Pictures do not belong in the copy. Return all of the entries exactly.
--- START OF LISTED RECORDS ---
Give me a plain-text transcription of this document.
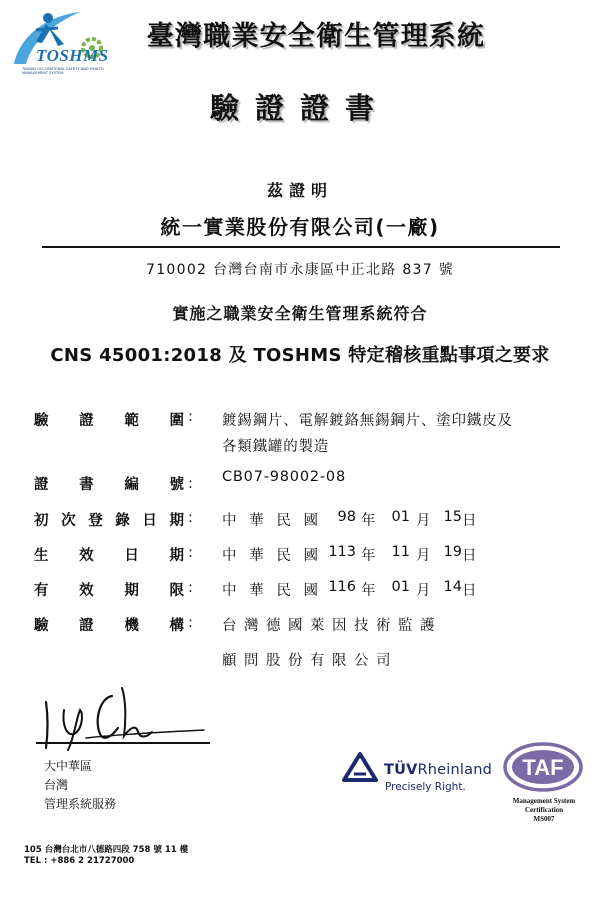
TOSHMS
TAIWAN OCCUPATIONAL SAFETY AND HEALTH MANAGEMENT SYSTEM
臺灣職業安全衛生管理系統
驗證證書
茲證明
統一實業股份有限公司(一廠)
710002 台灣台南市永康區中正北路 837 號
實施之職業安全衛生管理系統符合
CNS 45001:2018 及 TOSHMS 特定稽核重點事項之要求
驗證範圍 : 鍍錫鋼片、電解鍍鉻無錫鋼片、塗印鐵皮及
各類鐵罐的製造
證書編號 : CB07-98002-08
初次登錄日期 : 中華民國	98 年	01 月 15 日
生效日期 : 中華民國 113 年	11 月 19 日
有效期限 : 中華民國 116 年	01 月 14 日
驗證機構 : 台灣德國萊因技術監護
顧問股份有限公司
大中華區
台灣
管理系統服務
TÜVRheinland
Precisely Right.
TAF
Management System
Certification
MS007
105 台灣台北市八德路四段 758 號 11 樓
TEL : +886 2 21727000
--- END OF LISTED RECORDS ---
_EXERCISE RESPONSE_:
Give me a plain-text transcription of this document.
TOSHMS
TAIWAN OCCUPATIONAL SAFETY AND HEALTH MANAGEMENT SYSTEM
臺灣職業安全衛生管理系統
驗證證書
茲證明
統一實業股份有限公司(一廠)
710002 台灣台南市永康區中正北路 837 號
實施之職業安全衛生管理系統符合
CNS 45001:2018 及 TOSHMS 特定稽核重點事項之要求
驗證範圍 : 鍍錫鋼片、電解鍍鉻無錫鋼片、塗印鐵皮及
各類鐵罐的製造
證書編號 : CB07-98002-08
初次登錄日期 : 中華民國	98 年	01 月 15 日
生效日期 : 中華民國 113 年	11 月 19 日
有效期限 : 中華民國 116 年	01 月 14 日
驗證機構 : 台灣德國萊因技術監護
顧問股份有限公司
大中華區
台灣
管理系統服務
TÜVRheinland
Precisely Right.
TAF
Management System
Certification
MS007
105 台灣台北市八德路四段 758 號 11 樓
TEL : +886 2 21727000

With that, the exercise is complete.